▸ Written request
Check each line of the material below for the string "Exercise", then report how many lines have it, and nothing else.

◇ ◇ ◇ ◇ ◇ ◇ ◇

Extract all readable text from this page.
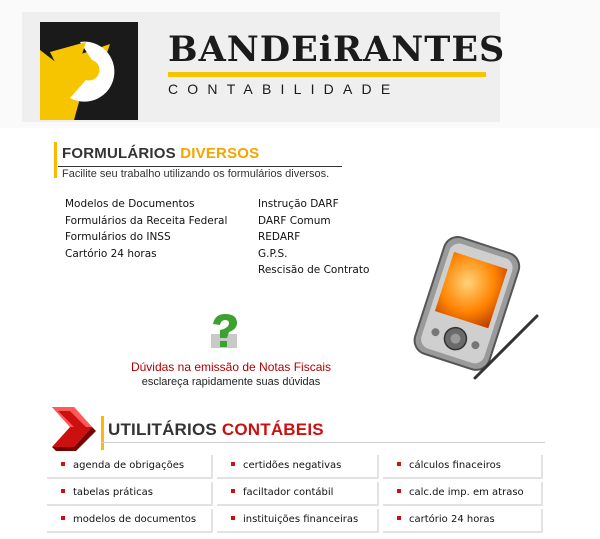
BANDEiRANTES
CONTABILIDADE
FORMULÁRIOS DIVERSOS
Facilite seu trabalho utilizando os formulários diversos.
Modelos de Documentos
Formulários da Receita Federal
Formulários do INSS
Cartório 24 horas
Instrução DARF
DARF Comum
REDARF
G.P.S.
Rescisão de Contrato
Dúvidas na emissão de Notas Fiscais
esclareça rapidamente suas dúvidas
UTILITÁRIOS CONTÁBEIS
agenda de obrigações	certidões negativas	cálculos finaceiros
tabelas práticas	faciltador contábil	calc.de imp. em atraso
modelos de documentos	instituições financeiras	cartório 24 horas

◇ ◇ ◇ ◇ ◇ ◇ ◇

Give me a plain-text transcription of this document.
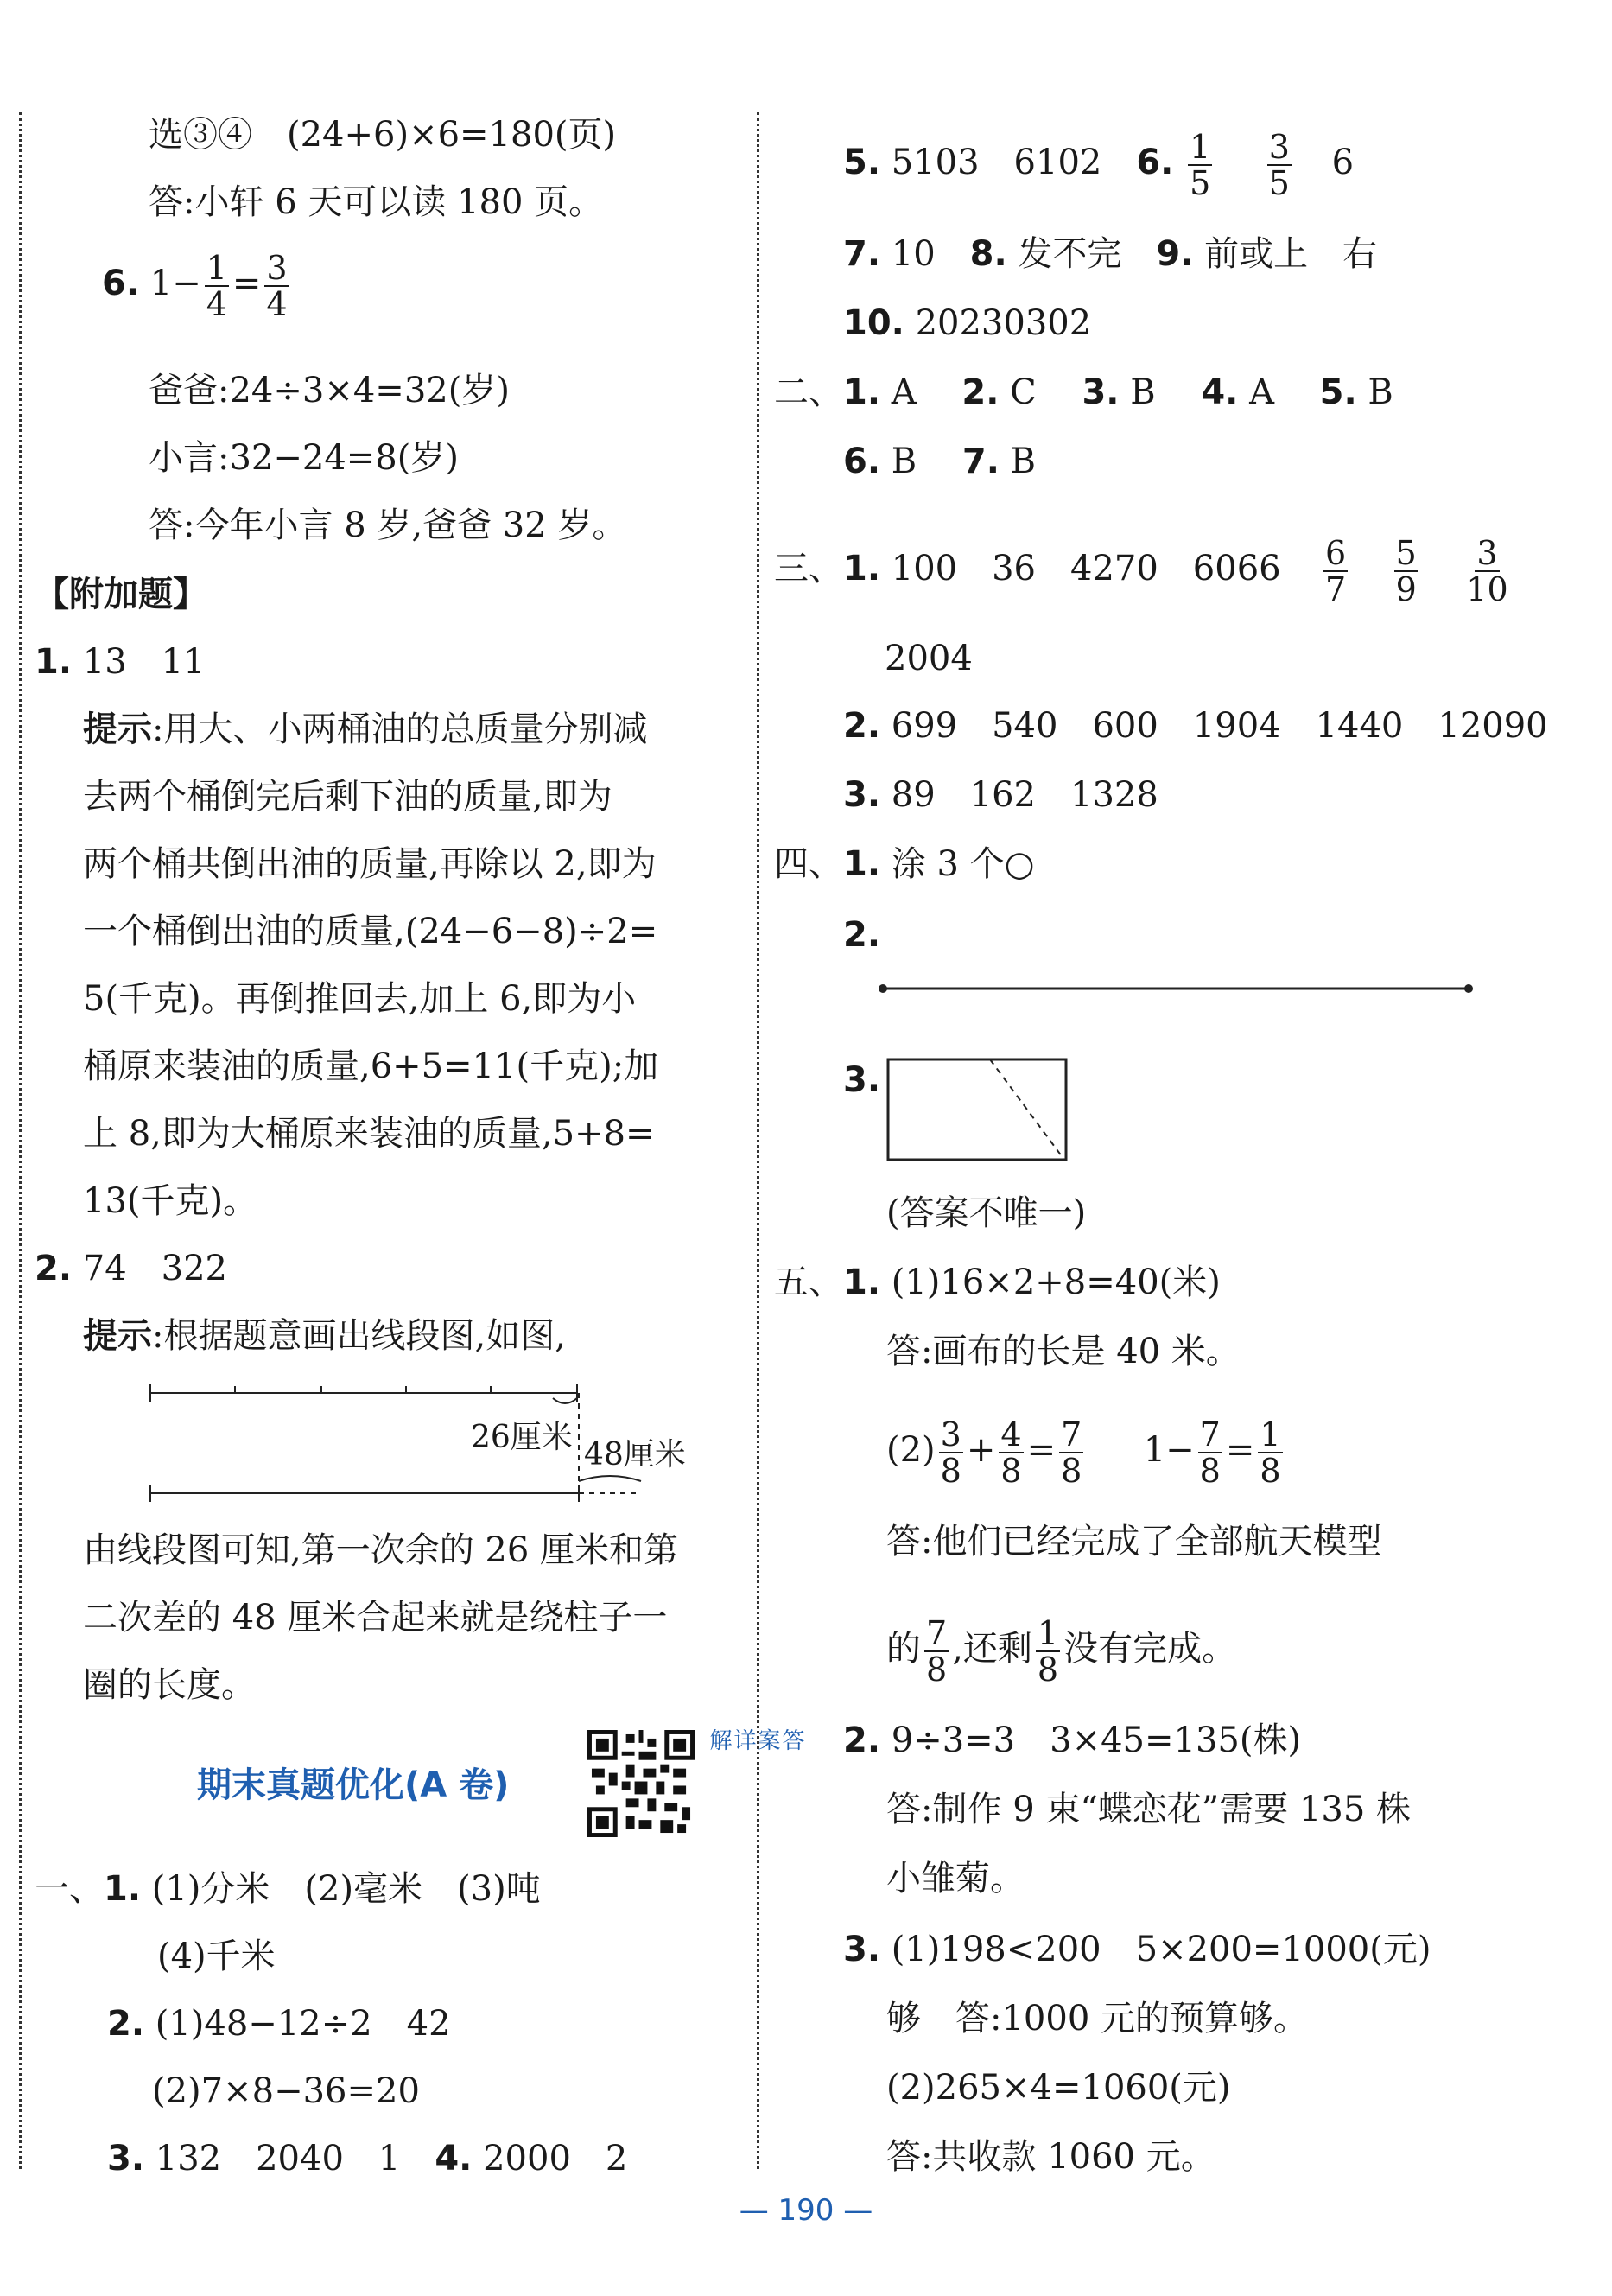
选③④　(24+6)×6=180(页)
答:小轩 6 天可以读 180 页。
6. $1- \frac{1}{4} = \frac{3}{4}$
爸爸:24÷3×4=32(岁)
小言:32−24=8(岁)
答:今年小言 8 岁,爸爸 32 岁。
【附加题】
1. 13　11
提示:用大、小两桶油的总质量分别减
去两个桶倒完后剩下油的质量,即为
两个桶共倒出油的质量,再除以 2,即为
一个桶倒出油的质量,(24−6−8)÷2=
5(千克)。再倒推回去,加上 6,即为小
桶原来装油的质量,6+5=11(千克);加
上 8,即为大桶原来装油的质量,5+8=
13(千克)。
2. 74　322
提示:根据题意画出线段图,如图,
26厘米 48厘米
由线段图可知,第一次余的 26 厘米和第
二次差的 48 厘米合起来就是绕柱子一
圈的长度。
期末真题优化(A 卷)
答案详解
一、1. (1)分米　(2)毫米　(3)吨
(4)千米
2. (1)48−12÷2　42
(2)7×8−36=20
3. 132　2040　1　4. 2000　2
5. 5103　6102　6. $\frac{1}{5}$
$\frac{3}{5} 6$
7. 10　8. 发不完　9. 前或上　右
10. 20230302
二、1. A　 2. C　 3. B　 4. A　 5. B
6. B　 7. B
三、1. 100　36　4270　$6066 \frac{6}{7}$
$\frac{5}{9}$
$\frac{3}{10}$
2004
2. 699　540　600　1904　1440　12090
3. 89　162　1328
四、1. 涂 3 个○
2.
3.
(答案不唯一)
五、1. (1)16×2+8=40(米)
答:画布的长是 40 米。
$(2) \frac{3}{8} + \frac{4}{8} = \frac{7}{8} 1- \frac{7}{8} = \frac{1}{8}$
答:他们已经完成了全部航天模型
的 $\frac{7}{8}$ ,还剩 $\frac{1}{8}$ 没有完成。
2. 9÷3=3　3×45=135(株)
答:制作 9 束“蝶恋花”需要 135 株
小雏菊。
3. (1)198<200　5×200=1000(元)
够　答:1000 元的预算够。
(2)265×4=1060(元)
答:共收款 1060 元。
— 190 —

◇ ◇ ◇ ◇ ◇ ◇ ◇

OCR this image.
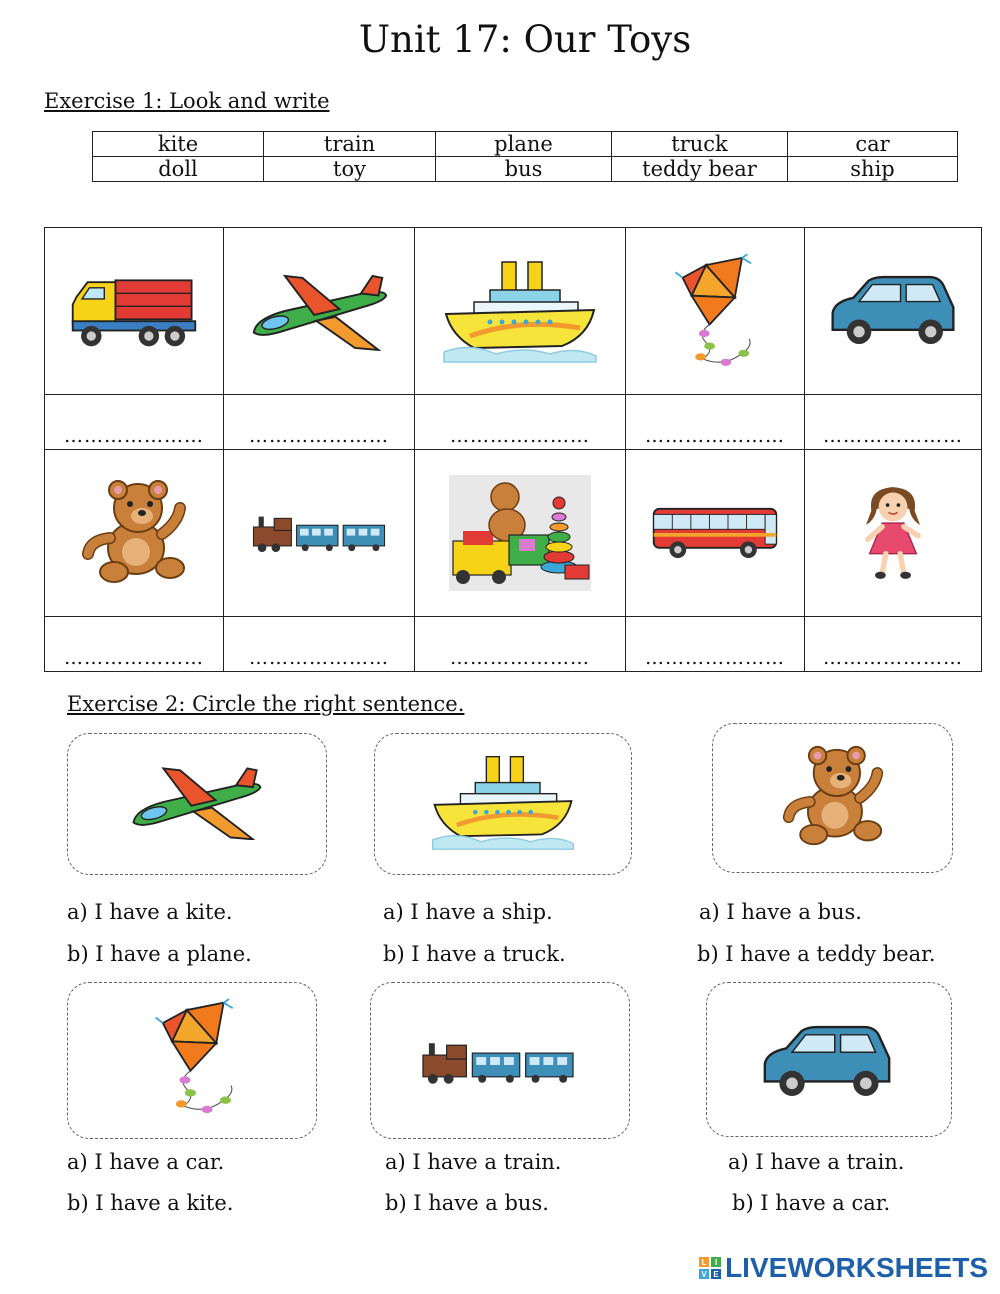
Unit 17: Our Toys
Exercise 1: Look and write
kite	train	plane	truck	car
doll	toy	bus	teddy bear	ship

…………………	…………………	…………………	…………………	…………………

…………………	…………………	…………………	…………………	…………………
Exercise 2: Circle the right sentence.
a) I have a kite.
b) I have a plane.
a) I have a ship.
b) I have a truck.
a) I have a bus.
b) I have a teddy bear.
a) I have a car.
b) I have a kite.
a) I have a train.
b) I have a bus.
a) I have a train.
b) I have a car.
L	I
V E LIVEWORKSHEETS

◇ ◇ ◇ ◇ ◇ ◇ ◇

▸ Result of the task
2